* [PROBLEM TO WORK ON]
What lines of the data hold the string "Bank"? Pull each one out.

****************************************

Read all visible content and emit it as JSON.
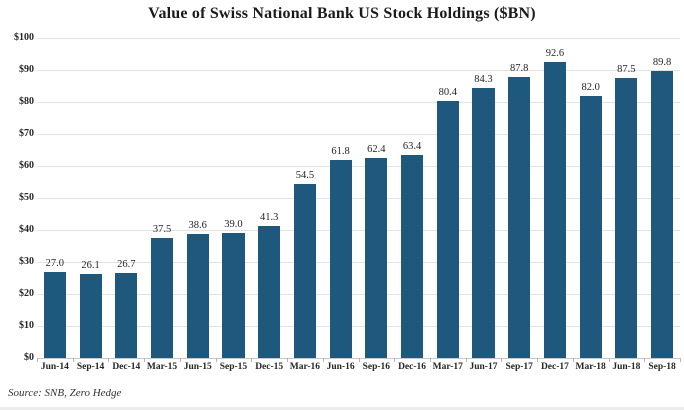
{
  "title": "Value of Swiss National Bank US Stock Holdings ($BN)",
  "source": "Source: SNB, Zero Hedge",
  "colors": {
    "bar": "#1F587D",
    "gridline": "#e2e2e2",
    "axis_text": "#262626",
    "title_text": "#1a1a1a",
    "background": "#ffffff"
  },
  "chart_data": {
    "type": "bar",
    "title": "Value of Swiss National Bank US Stock Holdings ($BN)",
    "xlabel": "",
    "ylabel": "",
    "categories": [
      "Jun-14",
      "Sep-14",
      "Dec-14",
      "Mar-15",
      "Jun-15",
      "Sep-15",
      "Dec-15",
      "Mar-16",
      "Jun-16",
      "Sep-16",
      "Dec-16",
      "Mar-17",
      "Jun-17",
      "Sep-17",
      "Dec-17",
      "Mar-18",
      "Jun-18",
      "Sep-18"
    ],
    "values": [
      27.0,
      26.1,
      26.7,
      37.5,
      38.6,
      39.0,
      41.3,
      54.5,
      61.8,
      62.4,
      63.4,
      80.4,
      84.3,
      87.8,
      92.6,
      82.0,
      87.5,
      89.8
    ],
    "value_labels": [
      "27.0",
      "26.1",
      "26.7",
      "37.5",
      "38.6",
      "39.0",
      "41.3",
      "54.5",
      "61.8",
      "62.4",
      "63.4",
      "80.4",
      "84.3",
      "87.8",
      "92.6",
      "82.0",
      "87.5",
      "89.8"
    ],
    "ylim": [
      0,
      100
    ],
    "yticks": [
      0,
      10,
      20,
      30,
      40,
      50,
      60,
      70,
      80,
      90,
      100
    ],
    "ytick_labels": [
      "$0",
      "$10",
      "$20",
      "$30",
      "$40",
      "$50",
      "$60",
      "$70",
      "$80",
      "$90",
      "$100"
    ],
    "grid": true,
    "legend": false,
    "source_note": "Source: SNB, Zero Hedge"
  }
}
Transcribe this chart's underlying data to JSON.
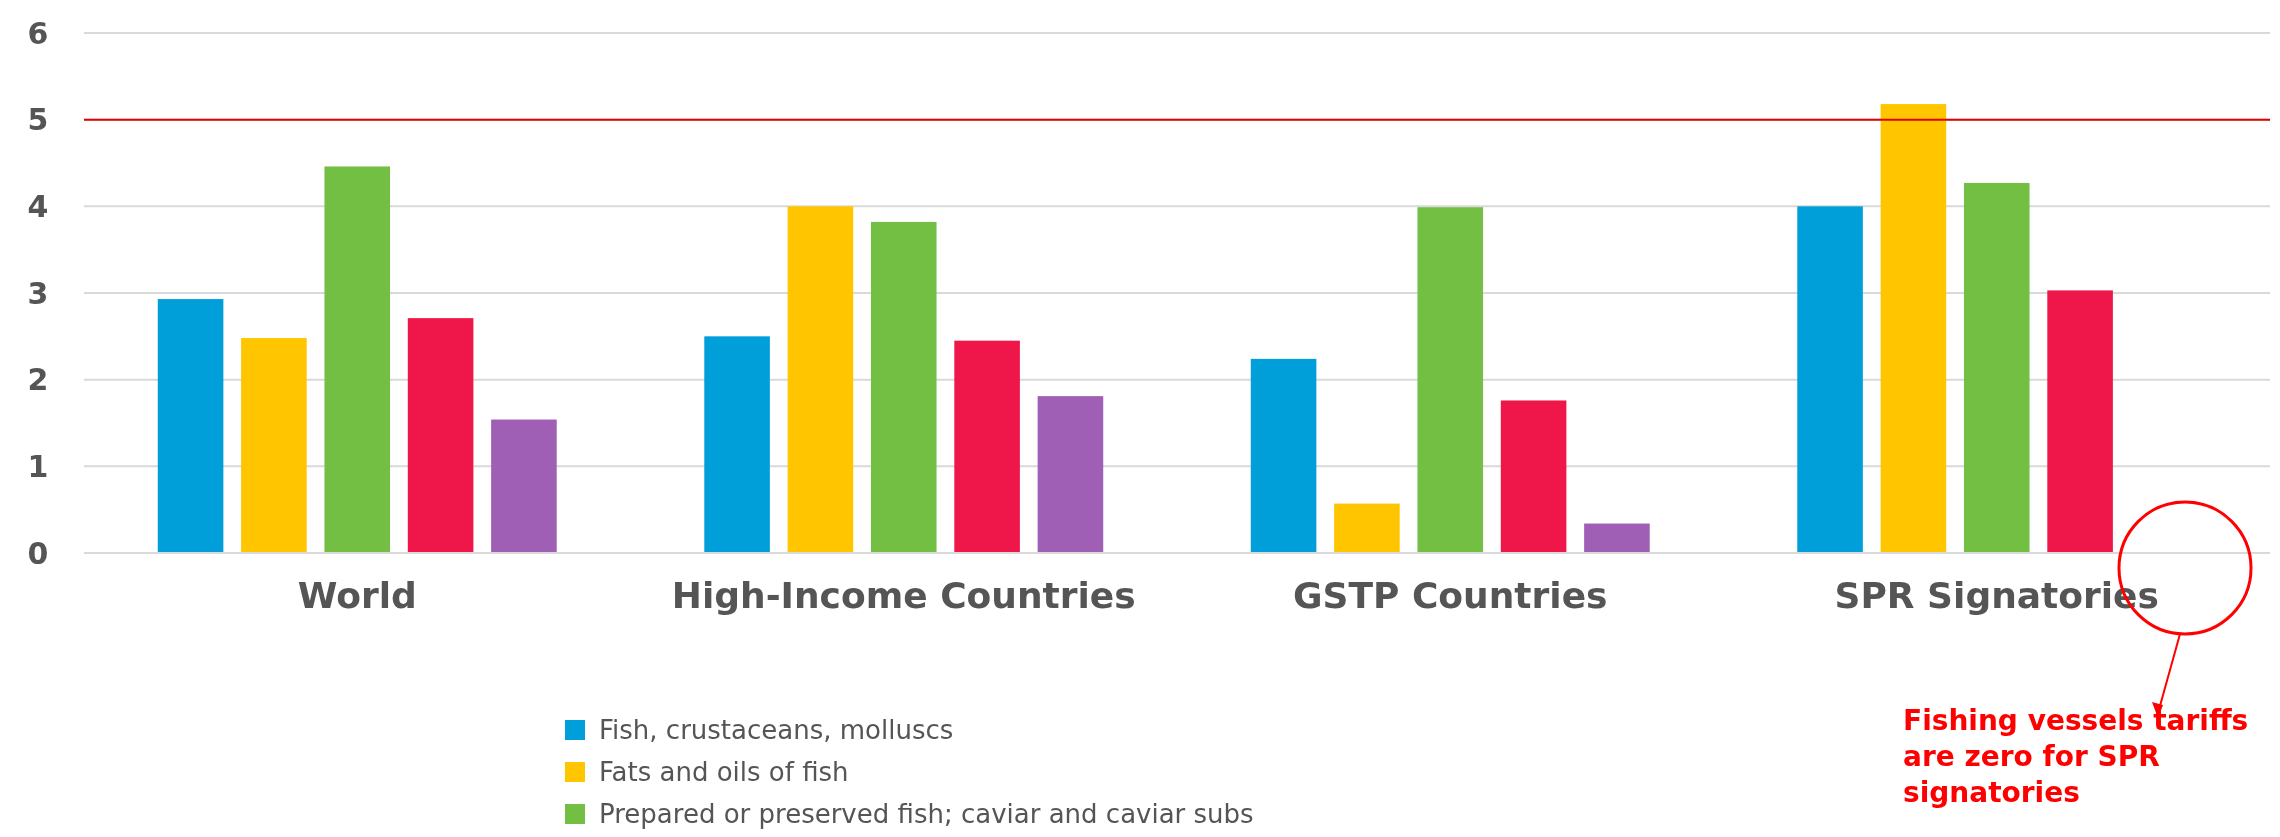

****************************************

* [ANSWER FOR THIS EXERCISE]
  "title": "Value of Swiss National Bank US Stock Holdings ($BN)",
    "title": "Value of Swiss National Bank US Stock Holdings ($BN)",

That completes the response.